-- Start --

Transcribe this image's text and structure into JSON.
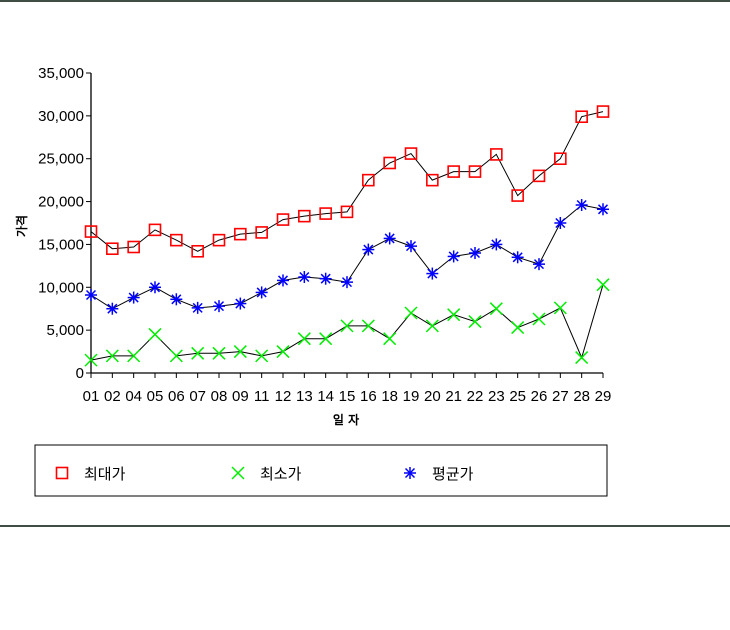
{
  "chart_data": {
    "type": "line",
    "title": "",
    "xlabel": "일 자",
    "ylabel": "가격",
    "categories": [
      "01",
      "02",
      "04",
      "05",
      "06",
      "07",
      "08",
      "09",
      "11",
      "12",
      "13",
      "14",
      "15",
      "16",
      "18",
      "19",
      "20",
      "21",
      "22",
      "23",
      "25",
      "26",
      "27",
      "28",
      "29"
    ],
    "ylim": [
      0,
      35000
    ],
    "yticks": [
      0,
      5000,
      10000,
      15000,
      20000,
      25000,
      30000,
      35000
    ],
    "ytick_labels": [
      "0",
      "5,000",
      "10,000",
      "15,000",
      "20,000",
      "25,000",
      "30,000",
      "35,000"
    ],
    "grid": false,
    "legend_position": "bottom",
    "series": [
      {
        "name": "최대가",
        "marker": "square",
        "color": "#ff0000",
        "values": [
          16500,
          14500,
          14700,
          16700,
          15500,
          14200,
          15500,
          16200,
          16400,
          17900,
          18300,
          18600,
          18800,
          22500,
          24500,
          25600,
          22500,
          23500,
          23500,
          25500,
          20700,
          23000,
          25000,
          29900,
          30500
        ]
      },
      {
        "name": "최소가",
        "marker": "x",
        "color": "#00ee00",
        "values": [
          1500,
          2000,
          2000,
          4500,
          2000,
          2300,
          2300,
          2500,
          2000,
          2500,
          4000,
          4000,
          5500,
          5500,
          4000,
          7000,
          5500,
          6800,
          6000,
          7500,
          5300,
          6300,
          7600,
          1800,
          10300
        ]
      },
      {
        "name": "평균가",
        "marker": "asterisk",
        "color": "#0000ff",
        "values": [
          9100,
          7500,
          8800,
          10000,
          8600,
          7600,
          7800,
          8100,
          9400,
          10800,
          11200,
          11000,
          10600,
          14400,
          15700,
          14800,
          11600,
          13600,
          14000,
          15000,
          13500,
          12700,
          17500,
          19600,
          19100
        ]
      }
    ]
  }
}
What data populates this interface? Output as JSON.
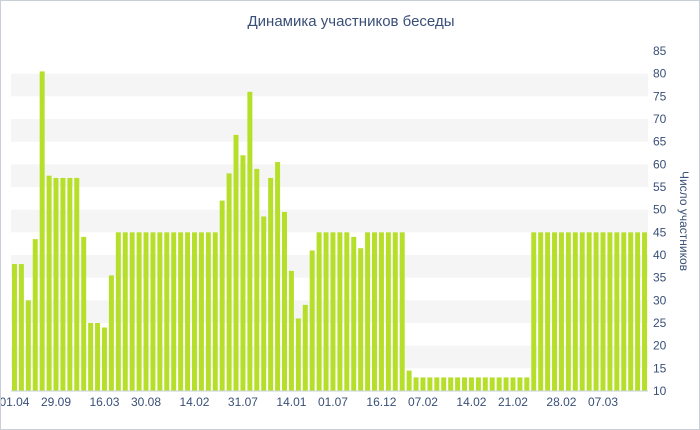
{
  "chart_data": {
    "type": "bar",
    "title": "Динамика участников беседы",
    "xlabel": "",
    "ylabel": "Число участников",
    "ylim": [
      10,
      85
    ],
    "yticks": [
      10,
      15,
      20,
      25,
      30,
      35,
      40,
      45,
      50,
      55,
      60,
      65,
      70,
      75,
      80,
      85
    ],
    "grid": "alternating horizontal bands",
    "bar_color": "#b6df2a",
    "band_color": "#f5f5f5",
    "text_color": "#3a4f78",
    "x_tick_labels": [
      {
        "index": 0,
        "label": "01.04"
      },
      {
        "index": 6,
        "label": "29.09"
      },
      {
        "index": 13,
        "label": "16.03"
      },
      {
        "index": 19,
        "label": "30.08"
      },
      {
        "index": 26,
        "label": "14.02"
      },
      {
        "index": 33,
        "label": "31.07"
      },
      {
        "index": 40,
        "label": "14.01"
      },
      {
        "index": 46,
        "label": "01.07"
      },
      {
        "index": 53,
        "label": "16.12"
      },
      {
        "index": 59,
        "label": "07.02"
      },
      {
        "index": 66,
        "label": "14.02"
      },
      {
        "index": 72,
        "label": "21.02"
      },
      {
        "index": 79,
        "label": "28.02"
      },
      {
        "index": 85,
        "label": "07.03"
      }
    ],
    "values": [
      38,
      38,
      30,
      43.5,
      80.5,
      57.5,
      57,
      57,
      57,
      57,
      44,
      25,
      25,
      24,
      35.5,
      45,
      45,
      45,
      45,
      45,
      45,
      45,
      45,
      45,
      45,
      45,
      45,
      45,
      45,
      45,
      52,
      58,
      66.5,
      62,
      76,
      59,
      48.5,
      57,
      60.5,
      49.5,
      36.5,
      26,
      29,
      41,
      45,
      45,
      45,
      45,
      45,
      44,
      41.5,
      45,
      45,
      45,
      45,
      45,
      45,
      14.5,
      13,
      13,
      13,
      13,
      13,
      13,
      13,
      13,
      13,
      13,
      13,
      13,
      13,
      13,
      13,
      13,
      13,
      45,
      45,
      45,
      45,
      45,
      45,
      45,
      45,
      45,
      45,
      45,
      45,
      45,
      45,
      45,
      45,
      45
    ]
  }
}
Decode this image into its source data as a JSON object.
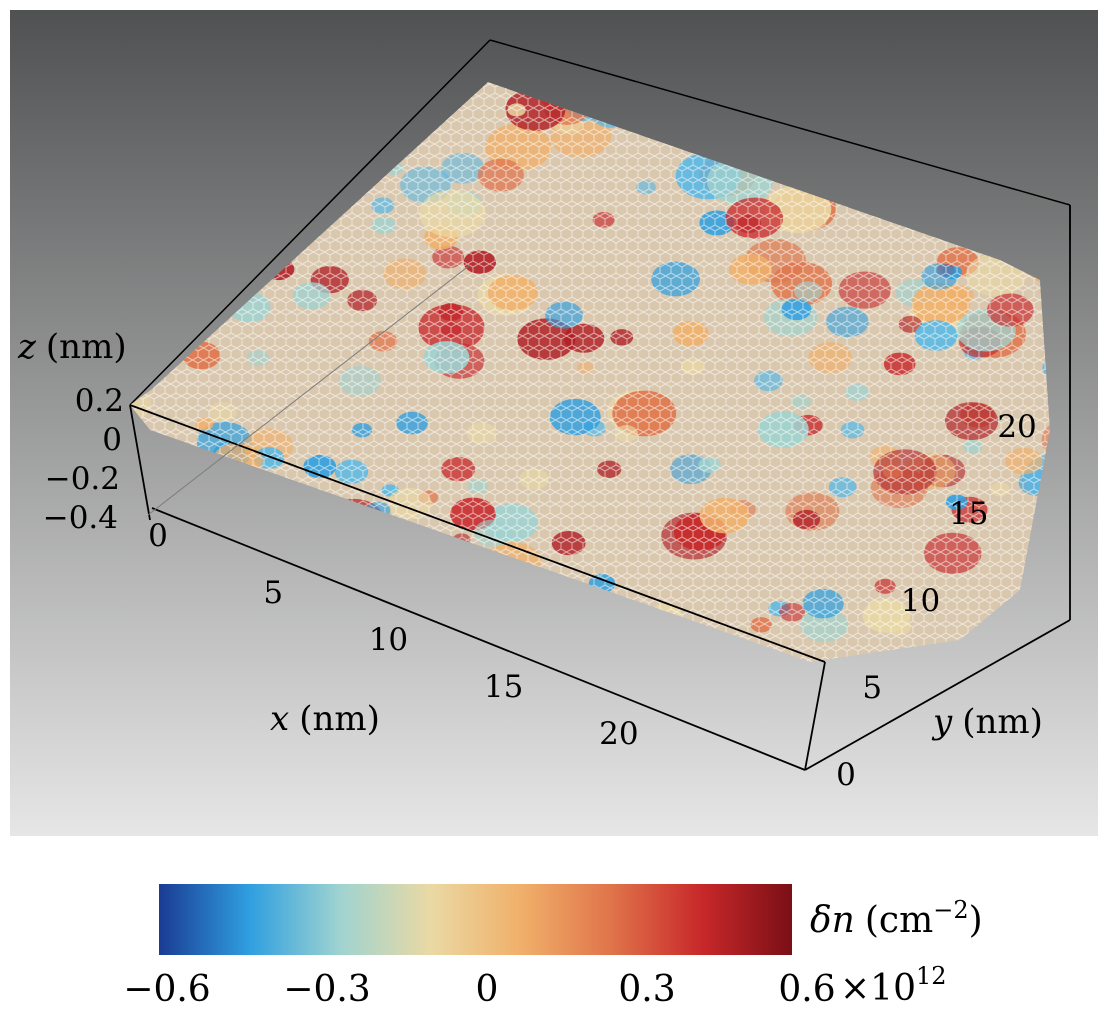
{
  "chart_data": {
    "type": "surface3d",
    "description_of_marks": "graphene lattice mesh surface colored by carrier density",
    "x_axis": {
      "label_var": "x",
      "label_unit": "(nm)",
      "ticks": [
        0,
        5,
        10,
        15,
        20
      ],
      "range": [
        0,
        23
      ]
    },
    "y_axis": {
      "label_var": "y",
      "label_unit": "(nm)",
      "ticks": [
        0,
        5,
        10,
        15,
        20
      ],
      "range": [
        0,
        23
      ]
    },
    "z_axis": {
      "label_var": "z",
      "label_unit": "(nm)",
      "ticks": [
        "0.2",
        "0",
        "−0.2",
        "−0.4"
      ],
      "range": [
        -0.4,
        0.2
      ]
    },
    "colorbar": {
      "label_var": "δn",
      "label_unit": "(cm",
      "label_exp": "−2",
      "label_close": ")",
      "ticks": [
        "−0.6",
        "−0.3",
        "0",
        "0.3",
        "0.6"
      ],
      "tick_values": [
        -0.6,
        -0.3,
        0,
        0.3,
        0.6
      ],
      "multiplier_base": "×10",
      "multiplier_exp": "12",
      "colors": [
        "#1a3b94",
        "#2f9fe0",
        "#9fd3d0",
        "#ead9a4",
        "#f0b06a",
        "#e0744a",
        "#c8282a",
        "#7a0f16"
      ]
    },
    "background_colors": [
      "#505152",
      "#e6e6e6"
    ]
  }
}
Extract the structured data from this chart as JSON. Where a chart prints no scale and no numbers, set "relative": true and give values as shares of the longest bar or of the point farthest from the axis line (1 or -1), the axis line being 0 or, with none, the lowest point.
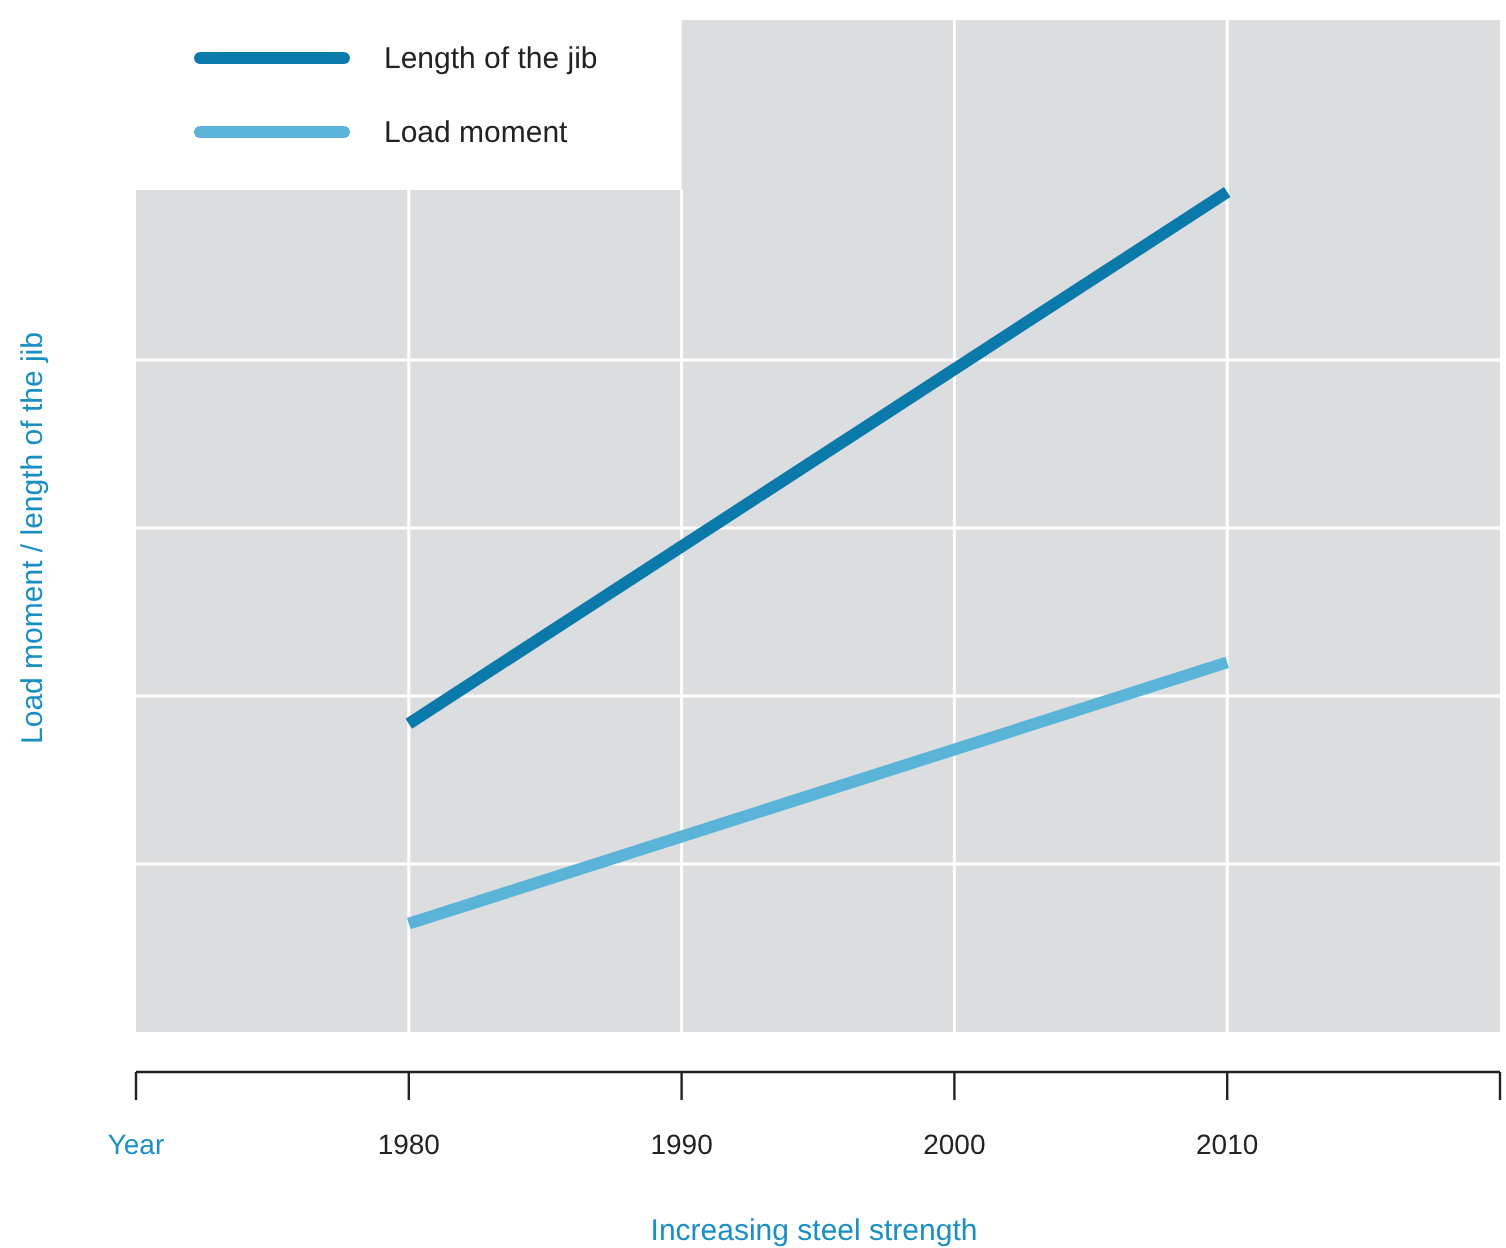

-- End --

Write out all the entries exactly, except for the pictures.

Transcribe this image's text and structure into JSON.
{
  "chart_data": {
    "type": "line",
    "title": "",
    "xlabel": "일 자",
    "ylabel": "가격",
    "categories": [
      "01",
      "02",
      "04",
      "05",
      "06",
      "07",
      "08",
      "09",
      "11",
      "12",
      "13",
      "14",
      "15",
      "16",
      "18",
      "19",
      "20",
      "21",
      "22",
      "23",
      "25",
      "26",
      "27",
      "28",
      "29"
    ],
    "ylim": [
      0,
      35000
    ],
    "yticks": [
      0,
      5000,
      10000,
      15000,
      20000,
      25000,
      30000,
      35000
    ],
    "ytick_labels": [
      "0",
      "5,000",
      "10,000",
      "15,000",
      "20,000",
      "25,000",
      "30,000",
      "35,000"
    ],
    "grid": false,
    "legend_position": "bottom",
    "series": [
      {
        "name": "최대가",
        "marker": "square",
        "color": "#ff0000",
        "values": [
          16500,
          14500,
          14700,
          16700,
          15500,
          14200,
          15500,
          16200,
          16400,
          17900,
          18300,
          18600,
          18800,
          22500,
          24500,
          25600,
          22500,
          23500,
          23500,
          25500,
          20700,
          23000,
          25000,
          29900,
          30500
        ]
      },
      {
        "name": "최소가",
        "marker": "x",
        "color": "#00ee00",
        "values": [
          1500,
          2000,
          2000,
          4500,
          2000,
          2300,
          2300,
          2500,
          2000,
          2500,
          4000,
          4000,
          5500,
          5500,
          4000,
          7000,
          5500,
          6800,
          6000,
          7500,
          5300,
          6300,
          7600,
          1800,
          10300
        ]
      },
      {
        "name": "평균가",
        "marker": "asterisk",
        "color": "#0000ff",
        "values": [
          9100,
          7500,
          8800,
          10000,
          8600,
          7600,
          7800,
          8100,
          9400,
          10800,
          11200,
          11000,
          10600,
          14400,
          15700,
          14800,
          11600,
          13600,
          14000,
          15000,
          13500,
          12700,
          17500,
          19600,
          19100
        ]
      }
    ]
  }
}
What data populates this interface? Output as JSON.
{
  "chart_data": {
    "type": "bar",
    "title": "Динамика участников беседы",
    "xlabel": "",
    "ylabel": "Число участников",
    "ylim": [
      10,
      85
    ],
    "yticks": [
      10,
      15,
      20,
      25,
      30,
      35,
      40,
      45,
      50,
      55,
      60,
      65,
      70,
      75,
      80,
      85
    ],
    "grid": "alternating horizontal bands",
    "bar_color": "#b6df2a",
    "band_color": "#f5f5f5",
    "text_color": "#3a4f78",
    "x_tick_labels": [
      {
        "index": 0,
        "label": "01.04"
      },
      {
        "index": 6,
        "label": "29.09"
      },
      {
        "index": 13,
        "label": "16.03"
      },
      {
        "index": 19,
        "label": "30.08"
      },
      {
        "index": 26,
        "label": "14.02"
      },
      {
        "index": 33,
        "label": "31.07"
      },
      {
        "index": 40,
        "label": "14.01"
      },
      {
        "index": 46,
        "label": "01.07"
      },
      {
        "index": 53,
        "label": "16.12"
      },
      {
        "index": 59,
        "label": "07.02"
      },
      {
        "index": 66,
        "label": "14.02"
      },
      {
        "index": 72,
        "label": "21.02"
      },
      {
        "index": 79,
        "label": "28.02"
      },
      {
        "index": 85,
        "label": "07.03"
      }
    ],
    "values": [
      38,
      38,
      30,
      43.5,
      80.5,
      57.5,
      57,
      57,
      57,
      57,
      44,
      25,
      25,
      24,
      35.5,
      45,
      45,
      45,
      45,
      45,
      45,
      45,
      45,
      45,
      45,
      45,
      45,
      45,
      45,
      45,
      52,
      58,
      66.5,
      62,
      76,
      59,
      48.5,
      57,
      60.5,
      49.5,
      36.5,
      26,
      29,
      41,
      45,
      45,
      45,
      45,
      45,
      44,
      41.5,
      45,
      45,
      45,
      45,
      45,
      45,
      14.5,
      13,
      13,
      13,
      13,
      13,
      13,
      13,
      13,
      13,
      13,
      13,
      13,
      13,
      13,
      13,
      13,
      13,
      45,
      45,
      45,
      45,
      45,
      45,
      45,
      45,
      45,
      45,
      45,
      45,
      45,
      45,
      45,
      45,
      45
    ]
  }
}
Decode this image into its source data as a JSON object.
{
  "chart_data": {
    "type": "surface3d",
    "description_of_marks": "graphene lattice mesh surface colored by carrier density",
    "x_axis": {
      "label_var": "x",
      "label_unit": "(nm)",
      "ticks": [
        0,
        5,
        10,
        15,
        20
      ],
      "range": [
        0,
        23
      ]
    },
    "y_axis": {
      "label_var": "y",
      "label_unit": "(nm)",
      "ticks": [
        0,
        5,
        10,
        15,
        20
      ],
      "range": [
        0,
        23
      ]
    },
    "z_axis": {
      "label_var": "z",
      "label_unit": "(nm)",
      "ticks": [
        "0.2",
        "0",
        "−0.2",
        "−0.4"
      ],
      "range": [
        -0.4,
        0.2
      ]
    },
    "colorbar": {
      "label_var": "δn",
      "label_unit": "(cm",
      "label_exp": "−2",
      "label_close": ")",
      "ticks": [
        "−0.6",
        "−0.3",
        "0",
        "0.3",
        "0.6"
      ],
      "tick_values": [
        -0.6,
        -0.3,
        0,
        0.3,
        0.6
      ],
      "multiplier_base": "×10",
      "multiplier_exp": "12",
      "colors": [
        "#1a3b94",
        "#2f9fe0",
        "#9fd3d0",
        "#ead9a4",
        "#f0b06a",
        "#e0744a",
        "#c8282a",
        "#7a0f16"
      ]
    },
    "background_colors": [
      "#505152",
      "#e6e6e6"
    ]
  }
}
Extract the structured data from this chart as JSON. Where a chart prints no scale and no numbers, set "relative": true and give values as shares of the longest bar or of the point farthest from the axis line (1 or -1), the axis line being 0 or, with none, the lowest point.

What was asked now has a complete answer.